Data taken from a collection
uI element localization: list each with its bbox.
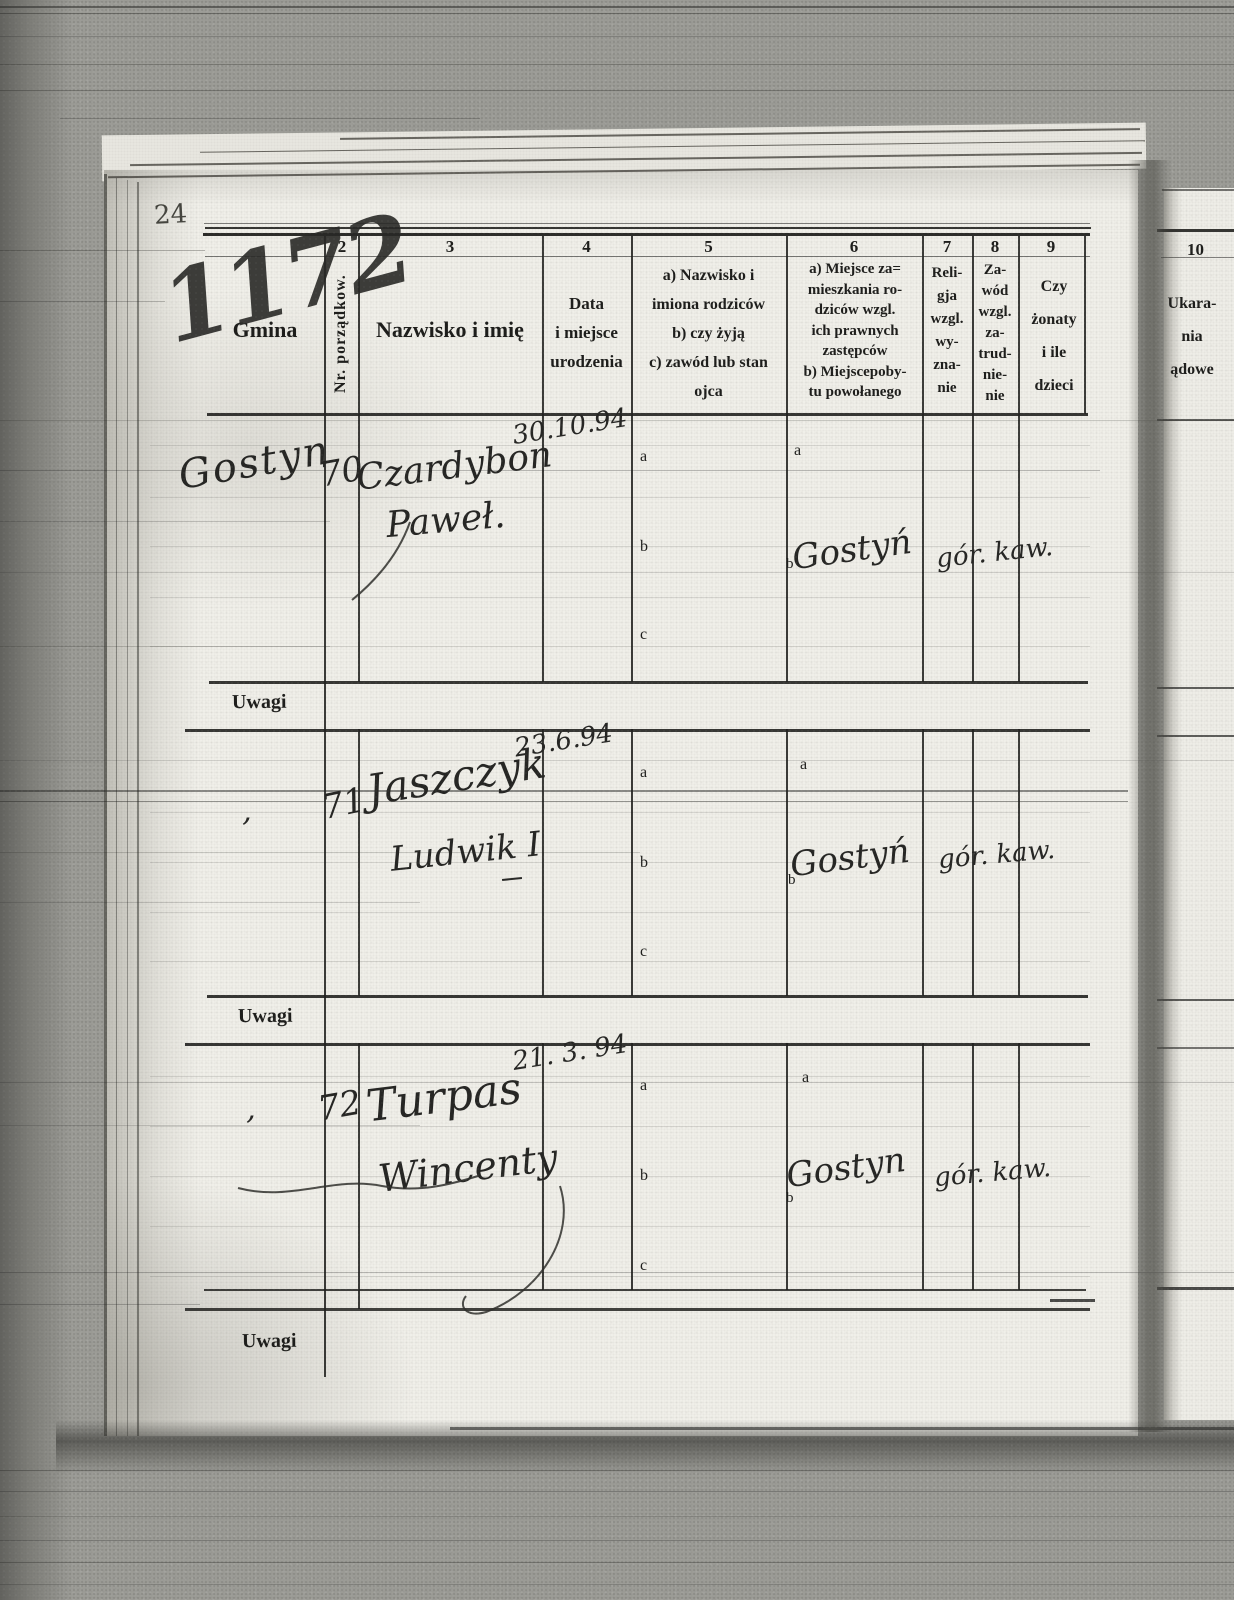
scan-artifact-line (60, 118, 480, 119)
scan-artifact-line (150, 1276, 1090, 1277)
scan-artifact-line (0, 521, 330, 522)
scan-artifact-line (0, 1082, 1234, 1083)
scan-artifact-line (150, 961, 1090, 962)
scan-artifact-line (0, 646, 330, 647)
header-nazwisko-imie: Nazwisko i imię (358, 317, 542, 343)
column-number-5: 5 (631, 237, 786, 257)
scan-artifact-line (0, 1272, 1234, 1273)
scan-artifact-line (0, 1516, 1234, 1517)
column-number-9: 9 (1018, 237, 1084, 257)
marker-a: a (640, 764, 647, 782)
scan-artifact-line (150, 1126, 1090, 1127)
table-line-horizontal (209, 681, 1088, 684)
page-stack-left-edge (104, 174, 107, 1436)
table-line-horizontal (207, 995, 1088, 998)
scan-artifact-line (150, 597, 1090, 598)
entry-number: 72 (315, 1083, 365, 1130)
page-stack-left-edge (127, 180, 128, 1436)
scan-artifact-line (0, 1584, 1234, 1585)
marker-c: c (640, 943, 647, 961)
page-fold-shadow (1128, 160, 1172, 1432)
table-line-horizontal (185, 729, 1090, 732)
scan-artifact-line (0, 760, 1234, 761)
table-line-horizontal (1162, 189, 1234, 191)
scan-artifact-line (0, 36, 1234, 37)
marker-a: a (640, 448, 647, 466)
page-stack-left-edge (116, 178, 117, 1436)
scan-artifact-line (0, 801, 1128, 802)
handwritten-corner-note: 24 (153, 199, 188, 231)
header-czy-zonaty: Czy żonaty i ile dzieci (1018, 270, 1090, 402)
header-religja: Reli- gja wzgl. wy- zna- nie (922, 262, 972, 400)
marker-a: a (802, 1069, 809, 1087)
column-number-6: 6 (786, 237, 922, 257)
header-miejsce-zamieszkania: a) Miejsce za= mieszkania ro- dziców wzg… (786, 259, 924, 403)
scan-artifact-line (150, 1076, 1090, 1077)
scan-artifact-line (150, 1226, 1090, 1227)
marker-c: c (640, 626, 647, 644)
scan-artifact-line (0, 90, 1234, 91)
header-rodzice: a) Nazwisko i imiona rodziców b) czy żyj… (631, 261, 786, 406)
scan-artifact-line (150, 497, 1090, 498)
scan-artifact-line (0, 852, 640, 853)
scan-artifact-line (0, 64, 1234, 65)
scan-artifact-line (0, 1491, 1234, 1492)
scan-artifact-line (150, 912, 1090, 913)
scan-artifact-line (0, 1562, 1234, 1563)
marker-b: b (640, 1167, 648, 1185)
scan-artifact-line (150, 812, 1090, 813)
table-line-horizontal (185, 1308, 1090, 1311)
uwagi-label-2: Uwagi (238, 1005, 293, 1029)
column-number-4: 4 (542, 237, 631, 257)
marker-b: b (640, 854, 648, 872)
table-line-horizontal (204, 1289, 1086, 1291)
scan-artifact-line (0, 902, 420, 903)
header-data-urodzenia: Data i miejsce urodzenia (542, 289, 631, 376)
header-zawod: Za- wód wzgl. za- trud- nie- nie (972, 260, 1018, 407)
marker-a: a (640, 1077, 647, 1095)
table-line-vertical (922, 1043, 924, 1290)
scan-artifact-line (0, 1304, 200, 1305)
table-line-horizontal (207, 413, 1088, 416)
table-line-horizontal (1050, 1299, 1095, 1302)
uwagi-label-1: Uwagi (232, 691, 287, 715)
scan-artifact-line (0, 1540, 1234, 1541)
scan-artifact-line (0, 301, 165, 302)
scan-artifact-line (0, 1125, 420, 1126)
column-number-8: 8 (972, 237, 1018, 257)
page-stack-left-edge (137, 182, 139, 1436)
page-bottom-shadow (56, 1420, 1234, 1474)
marker-a: a (800, 756, 807, 774)
table-line-vertical (631, 1043, 633, 1290)
table-line-horizontal (185, 1043, 1090, 1046)
uwagi-label-3: Uwagi (242, 1330, 297, 1354)
scan-artifact-line (0, 790, 1128, 792)
column-number-7: 7 (922, 237, 972, 257)
entry-gmina-ditto: ‚ (242, 794, 252, 829)
marker-a: a (794, 442, 801, 460)
marker-c: c (640, 1257, 647, 1275)
scan-left-shadow (0, 0, 72, 1600)
scanned-register-page: 24 1172 2 3 4 5 6 7 8 9 10 Gmina Nr. por… (0, 0, 1234, 1600)
scan-artifact-line (0, 13, 1234, 14)
entry-gmina-ditto: ‚ (246, 1092, 256, 1127)
scan-artifact-line (0, 572, 1234, 573)
marker-b: b (640, 538, 648, 556)
scan-artifact-line (0, 6, 1234, 8)
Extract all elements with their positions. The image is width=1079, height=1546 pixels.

**AIM**
Rewrite all the records above, replacing "scan-artifact-line" with "scan-line" everywhere and leaving the rest unchanged. Omit the pictures from your answer.

**CORRECT RESULT**
uI element localization: list each with its bbox.
scan-line (60, 118, 480, 119)
scan-line (150, 1276, 1090, 1277)
scan-line (0, 521, 330, 522)
scan-line (0, 1082, 1234, 1083)
scan-line (150, 961, 1090, 962)
scan-line (0, 646, 330, 647)
header-nazwisko-imie: Nazwisko i imię (358, 317, 542, 343)
column-number-5: 5 (631, 237, 786, 257)
scan-line (0, 1272, 1234, 1273)
scan-line (0, 1516, 1234, 1517)
column-number-9: 9 (1018, 237, 1084, 257)
marker-a: a (640, 764, 647, 782)
scan-line (150, 1126, 1090, 1127)
table-line-horizontal (209, 681, 1088, 684)
page-stack-left-edge (104, 174, 107, 1436)
table-line-horizontal (207, 995, 1088, 998)
scan-line (150, 597, 1090, 598)
entry-number: 72 (315, 1083, 365, 1130)
page-stack-left-edge (127, 180, 128, 1436)
scan-line (0, 1584, 1234, 1585)
marker-c: c (640, 943, 647, 961)
page-fold-shadow (1128, 160, 1172, 1432)
table-line-horizontal (185, 729, 1090, 732)
scan-line (0, 760, 1234, 761)
table-line-horizontal (1162, 189, 1234, 191)
scan-line (0, 36, 1234, 37)
marker-a: a (640, 448, 647, 466)
page-stack-left-edge (116, 178, 117, 1436)
scan-line (0, 801, 1128, 802)
handwritten-corner-note: 24 (153, 199, 188, 231)
header-czy-zonaty: Czy żonaty i ile dzieci (1018, 270, 1090, 402)
header-religja: Reli- gja wzgl. wy- zna- nie (922, 262, 972, 400)
marker-a: a (802, 1069, 809, 1087)
column-number-6: 6 (786, 237, 922, 257)
header-miejsce-zamieszkania: a) Miejsce za= mieszkania ro- dziców wzg… (786, 259, 924, 403)
scan-line (150, 1076, 1090, 1077)
scan-line (150, 1226, 1090, 1227)
marker-c: c (640, 626, 647, 644)
scan-line (0, 90, 1234, 91)
header-rodzice: a) Nazwisko i imiona rodziców b) czy żyj… (631, 261, 786, 406)
scan-line (150, 497, 1090, 498)
scan-line (0, 852, 640, 853)
scan-line (0, 64, 1234, 65)
scan-line (0, 1491, 1234, 1492)
scan-line (150, 912, 1090, 913)
scan-line (0, 1562, 1234, 1563)
marker-b: b (640, 1167, 648, 1185)
scan-line (150, 812, 1090, 813)
table-line-horizontal (185, 1308, 1090, 1311)
uwagi-label-2: Uwagi (238, 1005, 293, 1029)
column-number-4: 4 (542, 237, 631, 257)
marker-b: b (640, 854, 648, 872)
table-line-horizontal (204, 1289, 1086, 1291)
scan-line (0, 902, 420, 903)
header-data-urodzenia: Data i miejsce urodzenia (542, 289, 631, 376)
header-zawod: Za- wód wzgl. za- trud- nie- nie (972, 260, 1018, 407)
marker-a: a (640, 1077, 647, 1095)
table-line-vertical (922, 1043, 924, 1290)
scan-line (0, 1304, 200, 1305)
table-line-horizontal (207, 413, 1088, 416)
table-line-horizontal (1050, 1299, 1095, 1302)
uwagi-label-1: Uwagi (232, 691, 287, 715)
scan-line (0, 1540, 1234, 1541)
scan-line (0, 301, 165, 302)
scan-line (0, 1125, 420, 1126)
column-number-8: 8 (972, 237, 1018, 257)
page-stack-left-edge (137, 182, 139, 1436)
page-bottom-shadow (56, 1420, 1234, 1474)
marker-a: a (800, 756, 807, 774)
table-line-vertical (631, 1043, 633, 1290)
table-line-horizontal (185, 1043, 1090, 1046)
uwagi-label-3: Uwagi (242, 1330, 297, 1354)
scan-line (0, 790, 1128, 792)
column-number-7: 7 (922, 237, 972, 257)
entry-gmina-ditto: ‚ (242, 794, 252, 829)
marker-a: a (794, 442, 801, 460)
marker-c: c (640, 1257, 647, 1275)
scan-left-shadow (0, 0, 72, 1600)
scanned-register-page: 24 1172 2 3 4 5 6 7 8 9 10 Gmina Nr. por… (0, 0, 1234, 1600)
scan-line (0, 13, 1234, 14)
entry-gmina-ditto: ‚ (246, 1092, 256, 1127)
scan-line (0, 572, 1234, 573)
marker-b: b (640, 538, 648, 556)
scan-line (0, 6, 1234, 8)
Extract all elements with their positions. The image is width=1079, height=1546 pixels.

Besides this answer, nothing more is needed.